O Mecanismo – 1ª temporada

Gustavo Pereira - 24 de março de 2018

Crítica da primeira temporada de “O Mecanismo”. Para ler sobre o episódio-piloto, clique aqui.

De todas as críticas que “O Mecanismo” possa receber, ao menos uma delas é improcedente e, portanto, injusta: nessa revoada de produções com viés político, a série da Netflix criada por José Padilha e Elena Soarez não escolhe um lado e se finge de “isentona”. A produção vê a política como um organismo homogeneamente corrupto e nocivo, sem distinções ideológicas entre direita e esquerda. Exatamente por isso, chega a ser inocente em sua ingenuidade.

O Mecanismo José Padilha Lava Jato Selton Mello

“E no final das contas, era tudo uma loucura.”

Marco Ruffo (Selton Mello), de certa forma o “herói” de “O Mecanismo”, é praticamente uma cópia do Capitão Nascimento de “Tropa de Elite”. Às características mencionadas na crítica do episódio-piloto, somam-se a truculência na forma de investigar os esquemas de corrupção na Petrobrasil (um paralelo óbvio à Petrobrás) e a péssima relação familiar. O verniz quixotesco não esconde que Ruffo é um Capitão Ahab, cuja motivação primordial não é a justiça, mas a vingança contra seu colega de escola (!) Roberto Ibrahim (Enrique Diaz), o equivalente da série ao doleiro Alberto Youssef.

Esse dilema entre os fatos históricos, a fórmula narrativa de Padilha e as próprias convicções do carioca leva “O Mecanismo” por caminhos tortuosos. A Polícia “Federativa” é retratada como uma colcha de retalhos: os policiais se dividem entre corruptos e psicóticos. Contudo, o “inimigo” a ser combatido é tão vil que merece tais expedientes. Durante uma reunião em que negocia um superfaturamento bilionário numa obra pública, um plano-detalhe mostra Ibrahim roubando balinhas de café de um pote na sala de reuniões da empreiteira “Miller & Bretch” (preciso dizer que ela foi inspirada na Odebrecht?). Um homem que rouba até balinhas de café não merece os benefícios da Justiça. Para prender tamanho escroque, vale tudo.

Contudo, quando se pensa no que o doleiro Youssef fez (operacionalizou um esquema bilionário de lavagem de dinheiro público), tal recurso se mostra desnecessário. Esse exagero dramático empregado em “O Mecanismo” não humaniza a investigação, faz exatamente o oposto: doidos varridos perseguindo ladrões de galinha. A série vira uma caricatura.

O Mecanismo José Padilha Lava Jato Selton Mello

Apesar da construção simplista, a atuação de Enrique Diaz é tão poderosa que faz de Ibrahim o personagem mais forte da série.

[TAREFAS E EXERCÍCIOS]
#1 Como fica em inglês esta frase da crítica: "Apesar da construção simplista, a atuação de Enrique Diaz é tão poderosa que faz de Ibrahim o personagem mais forte da série."?
#2 Quais personagens de ficção a crítica menciona pelo nome?
#3 Transcreva da crítica o trecho entre "Marco Ruffo (Selton" e "doleiro Alberto Youssef.", inclusive.
Baseie-se exclusivamente na crítica.

[DADOS APRESENTADOS]
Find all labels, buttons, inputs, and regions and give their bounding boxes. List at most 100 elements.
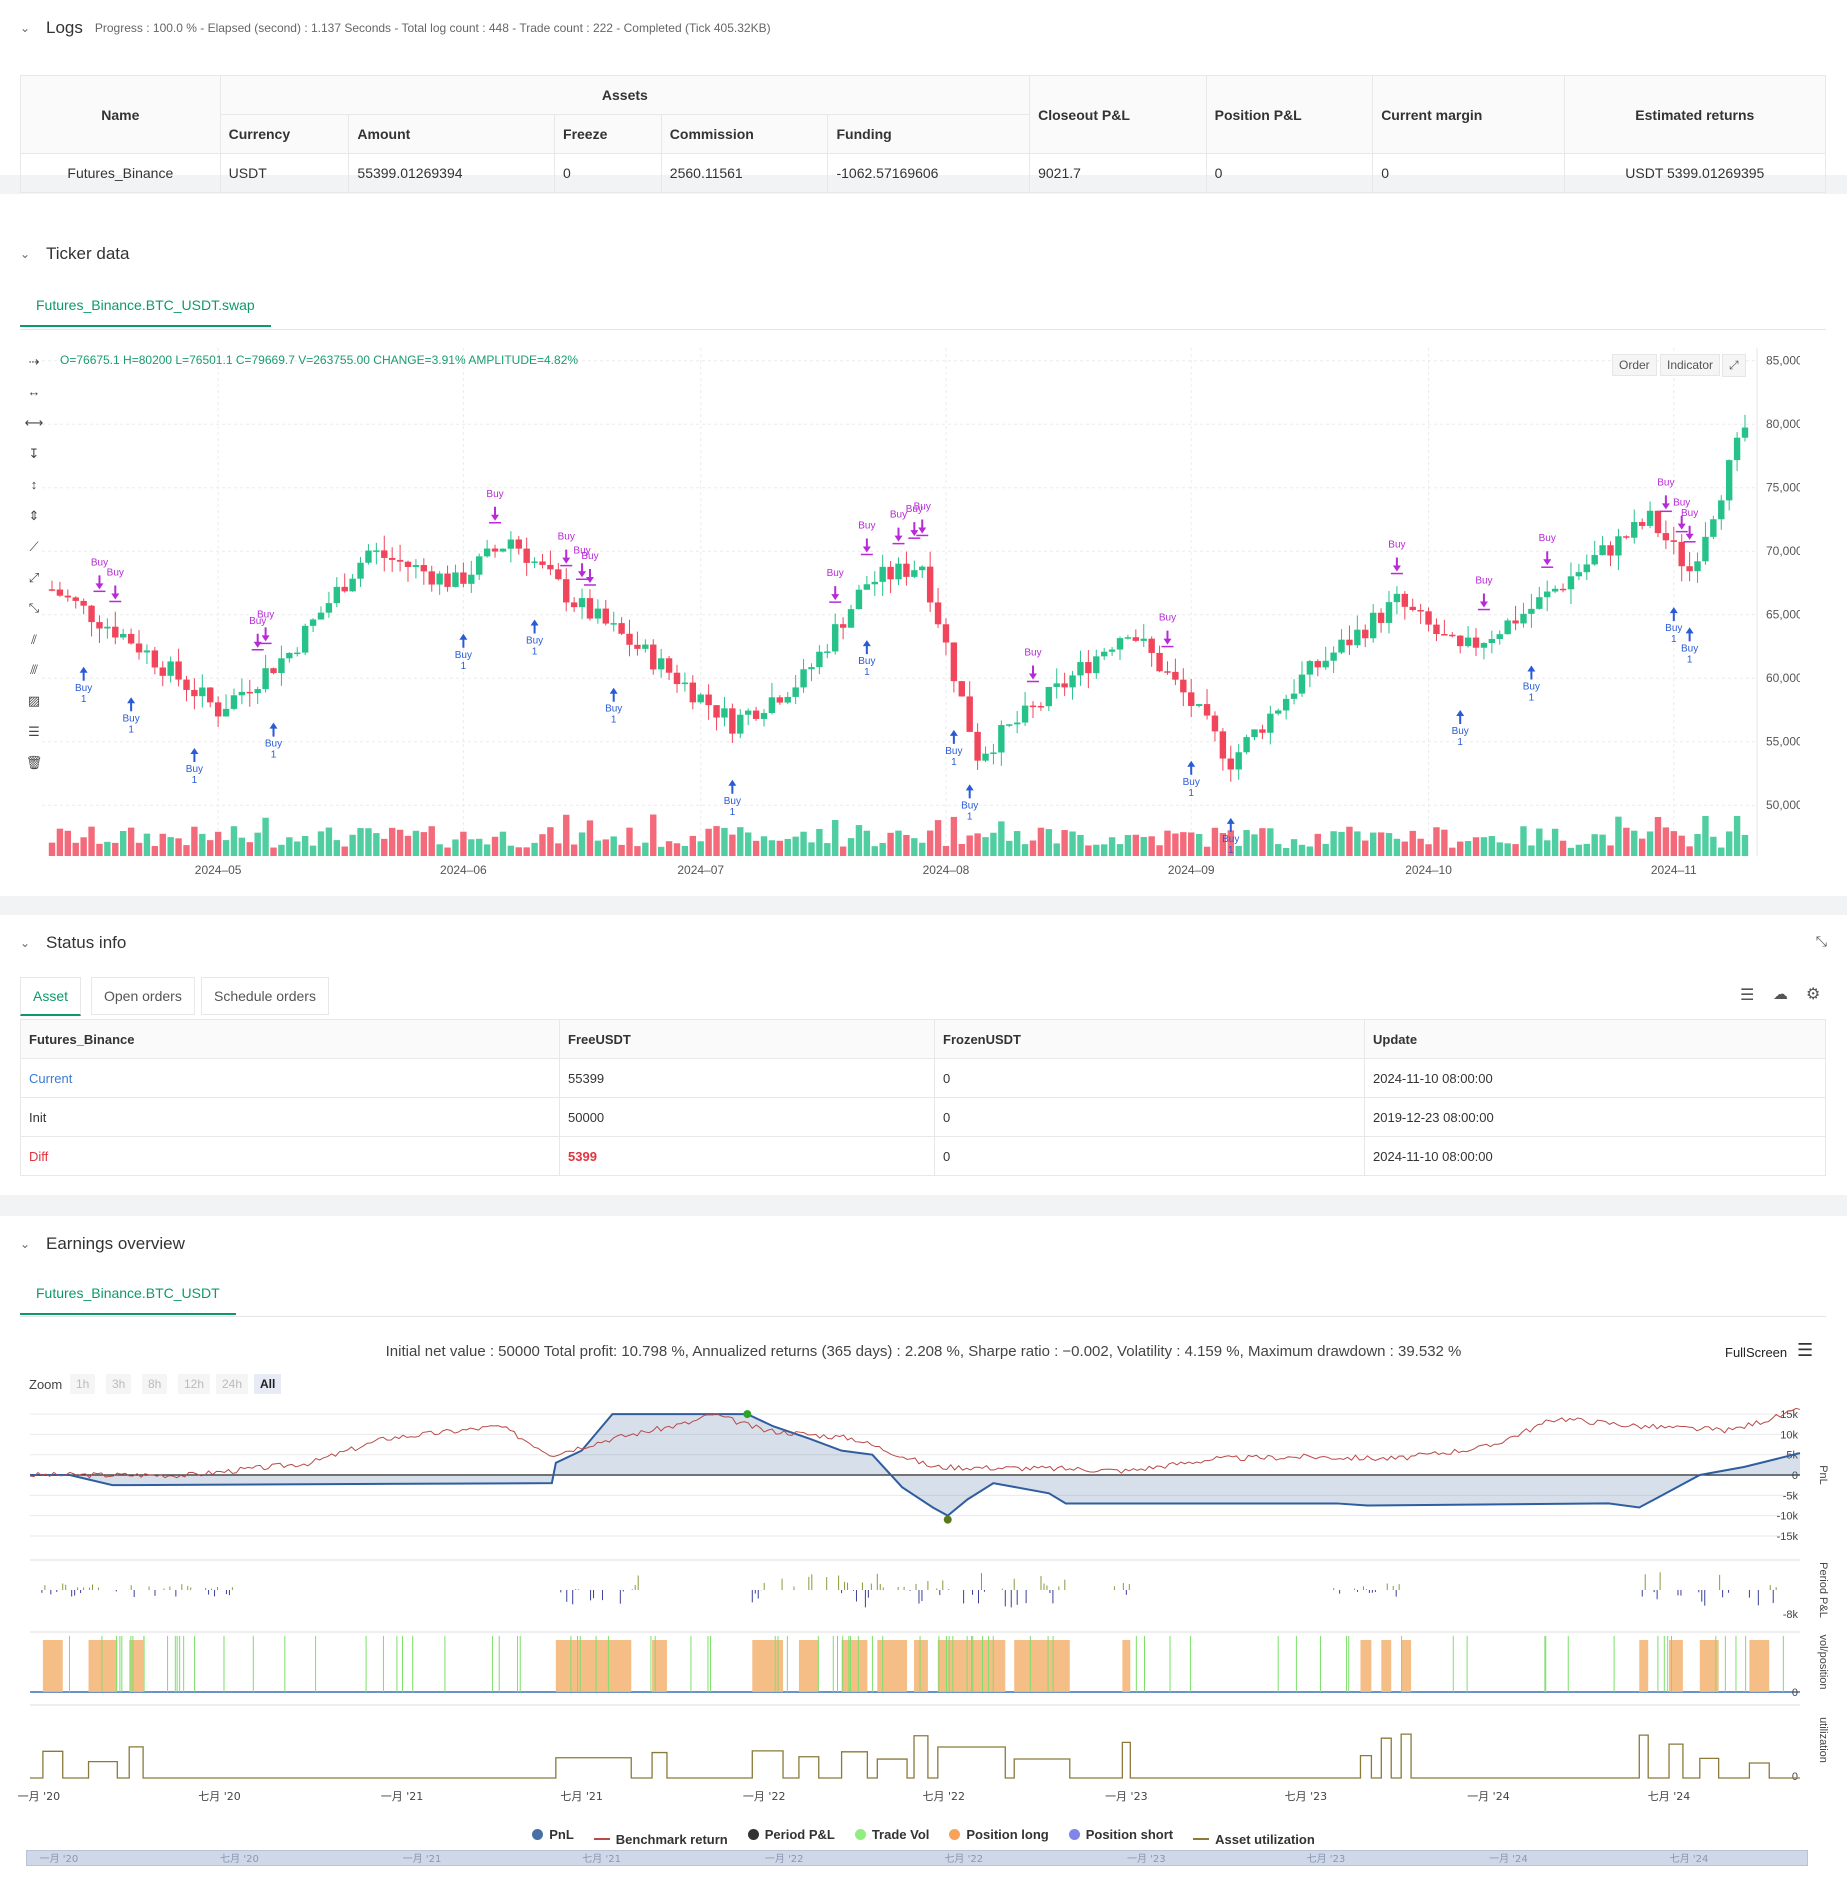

[EXERCÍCIO RESOLVIDO]
#1 Despite the simplistic construction, Enrique Diaz's performance is so powerful that it makes Ibrahim the strongest character in the series.

#2 Marco Ruffo, Capitão Nascimento, Capitão Ahab e Roberto Ibrahim.

#3
Marco Ruffo (Selton Mello), de certa forma o “herói” de “O Mecanismo”, é praticamente uma cópia do Capitão Nascimento de “Tropa de Elite”. Às características mencionadas na crítica do episódio-piloto, somam-se a truculência na forma de investigar os esquemas de corrupção na Petrobrasil (um paralelo óbvio à Petrobrás) e a péssima relação familiar. O verniz quixotesco não esconde que Ruffo é um Capitão Ahab, cuja motivação primordial não é a justiça, mas a vingança contra seu colega de escola (!) Roberto Ibrahim (Enrique Diaz), o equivalente da série ao doleiro Alberto Youssef.